Aim: Below are records; count the lines that contain "Parque" and give only the total.

[START Information given]

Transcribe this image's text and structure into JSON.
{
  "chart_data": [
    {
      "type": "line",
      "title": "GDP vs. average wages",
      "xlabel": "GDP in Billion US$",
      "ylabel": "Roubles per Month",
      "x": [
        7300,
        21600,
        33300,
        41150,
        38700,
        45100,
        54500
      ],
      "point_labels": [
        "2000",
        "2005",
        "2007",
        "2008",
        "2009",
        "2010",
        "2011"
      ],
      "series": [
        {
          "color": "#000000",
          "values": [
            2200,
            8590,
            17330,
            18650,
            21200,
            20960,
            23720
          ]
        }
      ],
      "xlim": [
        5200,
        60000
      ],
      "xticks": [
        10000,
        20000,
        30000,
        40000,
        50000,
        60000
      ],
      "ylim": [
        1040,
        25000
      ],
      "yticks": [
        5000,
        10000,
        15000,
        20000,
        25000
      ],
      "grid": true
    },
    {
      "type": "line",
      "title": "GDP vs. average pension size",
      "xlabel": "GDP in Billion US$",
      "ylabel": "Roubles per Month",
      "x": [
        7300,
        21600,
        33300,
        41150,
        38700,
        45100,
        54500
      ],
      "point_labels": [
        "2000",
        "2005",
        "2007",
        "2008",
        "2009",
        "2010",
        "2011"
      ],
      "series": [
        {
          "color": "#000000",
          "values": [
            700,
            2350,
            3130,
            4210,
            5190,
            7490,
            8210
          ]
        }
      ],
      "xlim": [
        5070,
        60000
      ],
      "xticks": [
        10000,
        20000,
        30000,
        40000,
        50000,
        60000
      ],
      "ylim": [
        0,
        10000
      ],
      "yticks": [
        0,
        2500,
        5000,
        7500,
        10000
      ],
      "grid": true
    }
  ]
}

[END Information given]
[START Information given]

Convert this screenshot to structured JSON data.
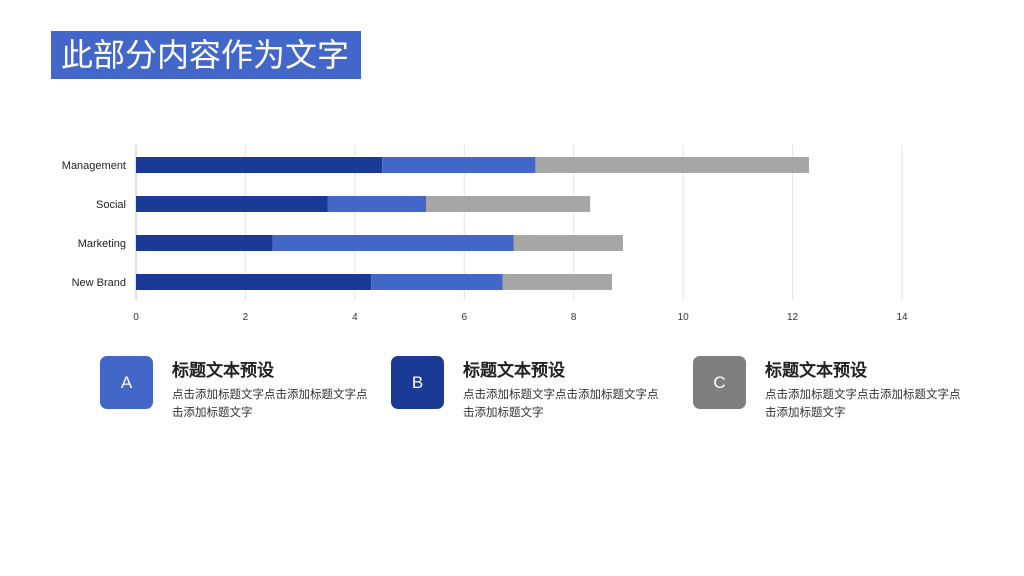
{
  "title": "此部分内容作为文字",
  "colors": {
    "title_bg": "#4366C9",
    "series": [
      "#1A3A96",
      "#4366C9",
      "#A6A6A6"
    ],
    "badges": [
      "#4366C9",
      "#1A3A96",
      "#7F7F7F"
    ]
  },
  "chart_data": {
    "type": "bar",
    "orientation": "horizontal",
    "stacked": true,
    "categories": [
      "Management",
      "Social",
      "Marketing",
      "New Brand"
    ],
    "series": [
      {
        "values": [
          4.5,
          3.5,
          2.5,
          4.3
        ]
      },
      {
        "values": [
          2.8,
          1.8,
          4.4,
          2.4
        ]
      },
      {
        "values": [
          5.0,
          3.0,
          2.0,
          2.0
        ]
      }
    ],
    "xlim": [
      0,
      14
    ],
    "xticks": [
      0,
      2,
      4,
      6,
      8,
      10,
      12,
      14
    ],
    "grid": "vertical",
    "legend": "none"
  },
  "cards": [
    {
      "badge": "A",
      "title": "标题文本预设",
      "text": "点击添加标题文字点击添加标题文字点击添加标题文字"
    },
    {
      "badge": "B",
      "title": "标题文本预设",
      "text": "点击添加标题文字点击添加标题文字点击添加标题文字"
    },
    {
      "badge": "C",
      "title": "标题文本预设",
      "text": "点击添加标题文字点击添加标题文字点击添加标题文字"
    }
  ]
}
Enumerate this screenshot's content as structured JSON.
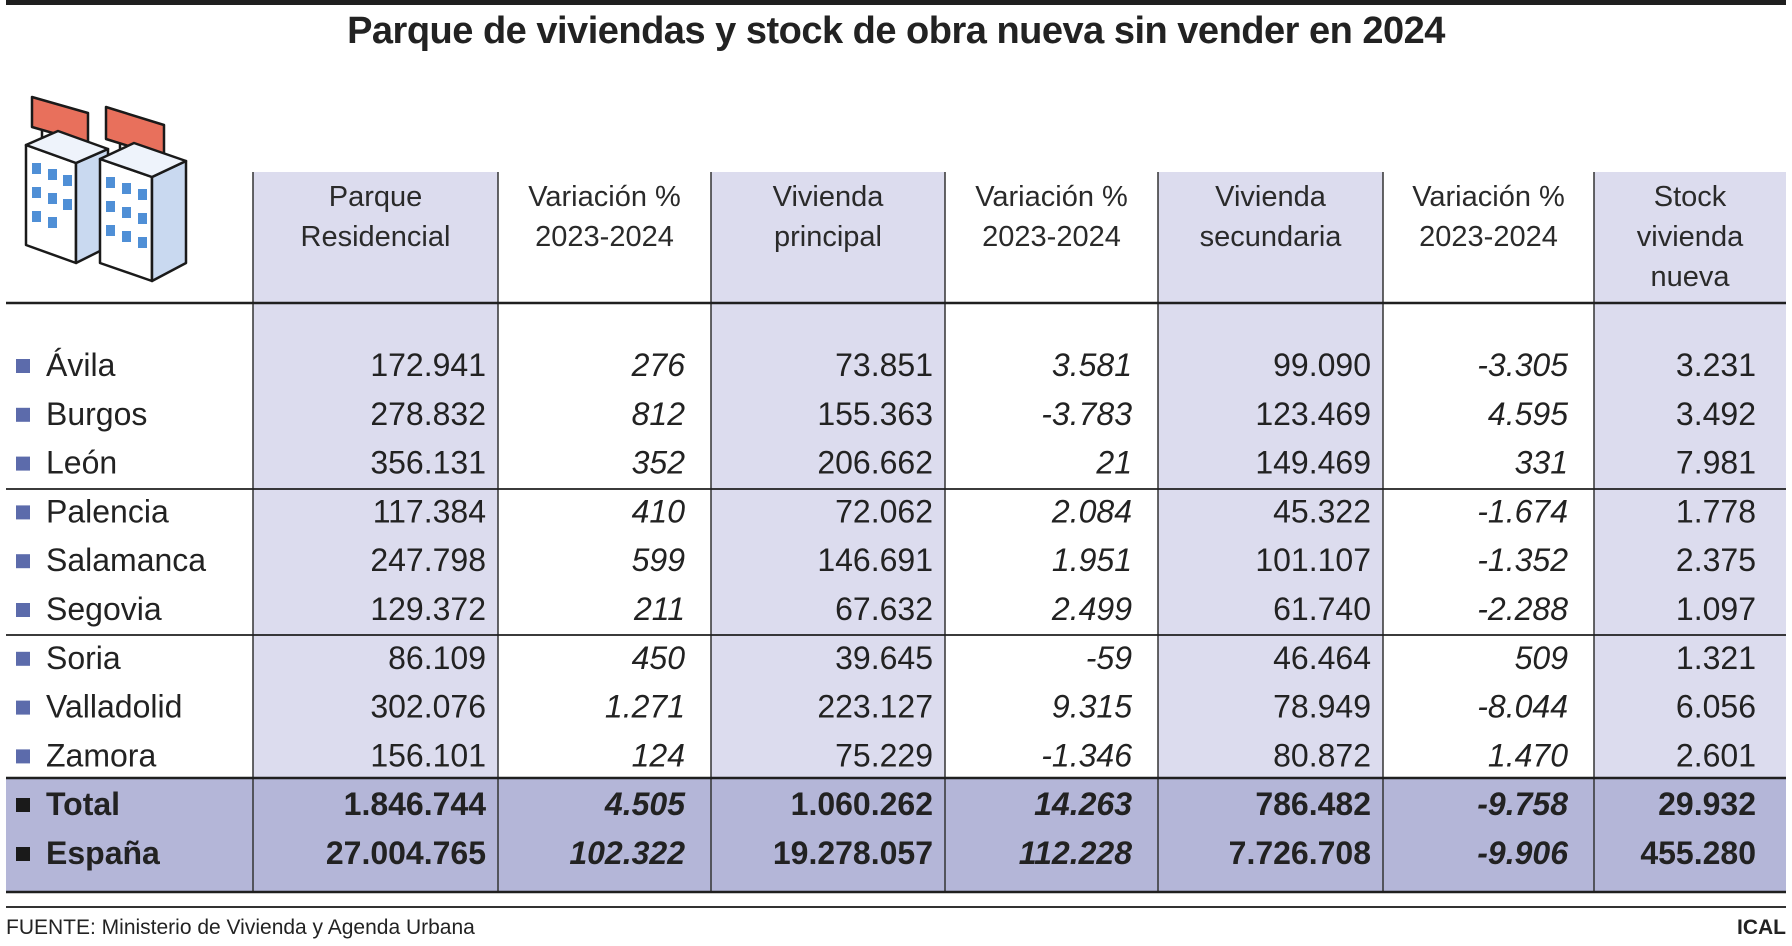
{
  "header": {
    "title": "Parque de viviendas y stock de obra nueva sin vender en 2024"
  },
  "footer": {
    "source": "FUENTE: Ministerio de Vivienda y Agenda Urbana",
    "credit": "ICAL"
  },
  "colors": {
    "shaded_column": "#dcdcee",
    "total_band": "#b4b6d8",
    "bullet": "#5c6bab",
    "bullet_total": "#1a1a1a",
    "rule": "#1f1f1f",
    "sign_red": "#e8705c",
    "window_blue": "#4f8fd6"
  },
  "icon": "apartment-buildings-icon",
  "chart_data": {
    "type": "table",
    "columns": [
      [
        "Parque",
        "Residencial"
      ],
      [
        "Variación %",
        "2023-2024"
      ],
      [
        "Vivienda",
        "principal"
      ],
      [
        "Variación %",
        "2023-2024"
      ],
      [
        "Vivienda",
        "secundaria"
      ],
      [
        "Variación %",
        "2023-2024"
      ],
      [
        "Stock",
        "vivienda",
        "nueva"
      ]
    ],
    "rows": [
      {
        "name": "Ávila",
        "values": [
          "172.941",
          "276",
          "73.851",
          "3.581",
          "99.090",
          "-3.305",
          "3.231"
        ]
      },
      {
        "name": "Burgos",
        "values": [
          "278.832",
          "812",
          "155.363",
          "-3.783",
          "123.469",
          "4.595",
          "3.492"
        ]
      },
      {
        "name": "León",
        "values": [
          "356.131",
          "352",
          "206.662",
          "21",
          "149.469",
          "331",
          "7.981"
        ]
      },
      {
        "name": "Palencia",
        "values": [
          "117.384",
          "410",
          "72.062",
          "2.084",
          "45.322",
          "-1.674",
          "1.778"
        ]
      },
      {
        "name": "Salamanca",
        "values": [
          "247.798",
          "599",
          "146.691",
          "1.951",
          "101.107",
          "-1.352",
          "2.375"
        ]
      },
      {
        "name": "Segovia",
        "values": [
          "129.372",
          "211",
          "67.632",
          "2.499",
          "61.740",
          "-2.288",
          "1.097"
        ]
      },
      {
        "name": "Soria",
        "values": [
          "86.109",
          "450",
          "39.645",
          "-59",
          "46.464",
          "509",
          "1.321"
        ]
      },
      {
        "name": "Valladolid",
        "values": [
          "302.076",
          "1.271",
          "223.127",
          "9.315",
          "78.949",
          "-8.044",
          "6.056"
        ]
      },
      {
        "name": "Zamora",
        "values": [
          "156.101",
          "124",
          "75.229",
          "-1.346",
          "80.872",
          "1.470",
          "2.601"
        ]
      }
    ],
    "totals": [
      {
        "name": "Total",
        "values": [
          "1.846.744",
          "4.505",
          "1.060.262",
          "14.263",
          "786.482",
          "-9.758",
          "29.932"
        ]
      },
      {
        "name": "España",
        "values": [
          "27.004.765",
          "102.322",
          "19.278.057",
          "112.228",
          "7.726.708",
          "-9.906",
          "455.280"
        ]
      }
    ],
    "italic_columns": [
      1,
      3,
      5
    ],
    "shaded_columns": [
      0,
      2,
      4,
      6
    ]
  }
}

[END Information given]

Result: 2